#### What to work on
Figure out how many lines of the material below contain the word "Invoice". Answer with the number only.

++++ Given entries ++++

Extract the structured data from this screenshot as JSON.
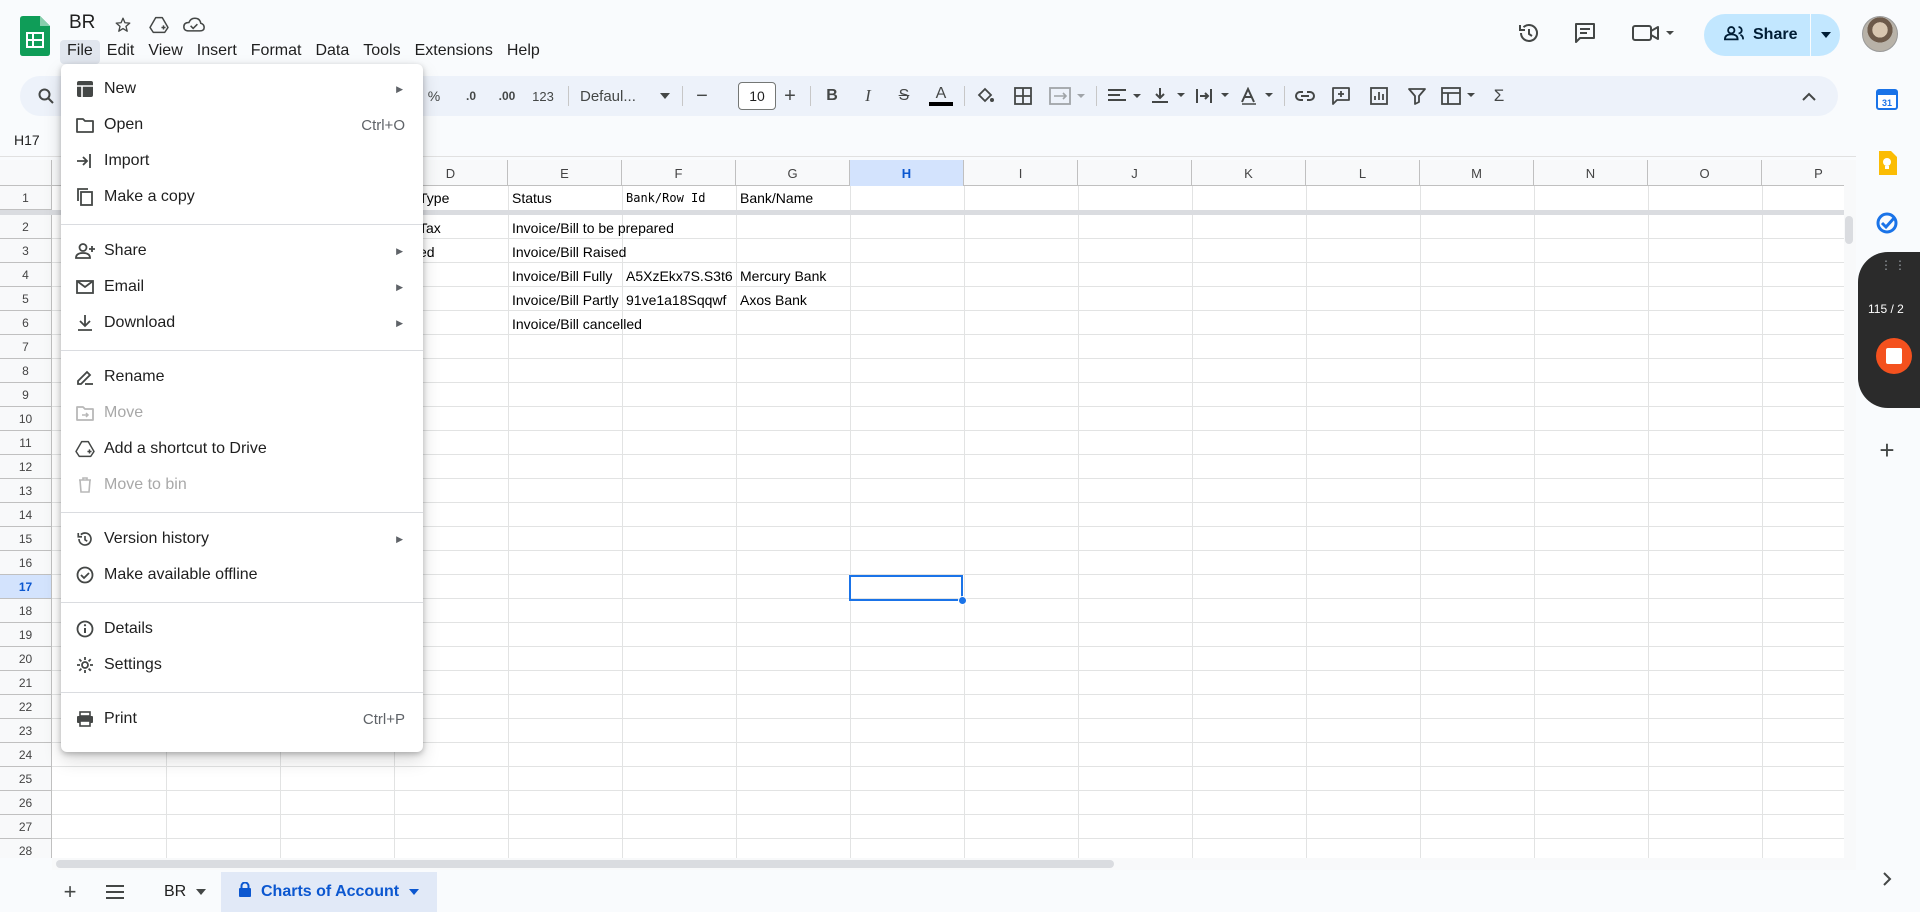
{
  "doc": {
    "title": "BR"
  },
  "menus": [
    "File",
    "Edit",
    "View",
    "Insert",
    "Format",
    "Data",
    "Tools",
    "Extensions",
    "Help"
  ],
  "share": {
    "label": "Share"
  },
  "toolbar": {
    "percent": "%",
    "dec_minus": ".0",
    "dec_plus": ".00",
    "number_format": "123",
    "font": "Defaul...",
    "font_size": "10",
    "bold": "B",
    "italic": "I",
    "strike": "S",
    "text_color": "A",
    "sigma": "Σ"
  },
  "namebox": "H17",
  "columns": [
    "D",
    "E",
    "F",
    "G",
    "H",
    "I",
    "J",
    "K",
    "L",
    "M",
    "N",
    "O",
    "P"
  ],
  "rows": [
    "1",
    "2",
    "3",
    "4",
    "5",
    "6",
    "7",
    "8",
    "9",
    "10",
    "11",
    "12",
    "13",
    "14",
    "15",
    "16",
    "17",
    "18",
    "19",
    "20",
    "21",
    "22",
    "23",
    "24",
    "25",
    "26",
    "27",
    "28"
  ],
  "cells": {
    "d1": "Type",
    "e1": "Status",
    "f1": "Bank/Row Id",
    "g1": "Bank/Name",
    "d2": "Tax",
    "e2": "Invoice/Bill to be prepared",
    "d3": "ed",
    "e3": "Invoice/Bill Raised",
    "e4": "Invoice/Bill Fully",
    "f4": "A5XzEkx7S.S3t6",
    "g4": "Mercury Bank",
    "e5": "Invoice/Bill Partly",
    "f5": "91ve1a18Sqqwf",
    "g5": "Axos Bank",
    "e6": "Invoice/Bill cancelled"
  },
  "sheets": [
    {
      "label": "BR"
    },
    {
      "label": "Charts of Account"
    }
  ],
  "side": {
    "recorder_count": "115 / 2"
  },
  "file_menu": {
    "new": "New",
    "open": "Open",
    "open_sc": "Ctrl+O",
    "import": "Import",
    "copy": "Make a copy",
    "share": "Share",
    "email": "Email",
    "download": "Download",
    "rename": "Rename",
    "move": "Move",
    "shortcut": "Add a shortcut to Drive",
    "bin": "Move to bin",
    "version": "Version history",
    "offline": "Make available offline",
    "details": "Details",
    "settings": "Settings",
    "print": "Print",
    "print_sc": "Ctrl+P"
  },
  "colors": {
    "accent": "#1a73e8",
    "share_bg": "#c2e7ff",
    "sheets_green": "#0f9d58",
    "active_tab": "#0b57d0"
  }
}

++++

#### The response
5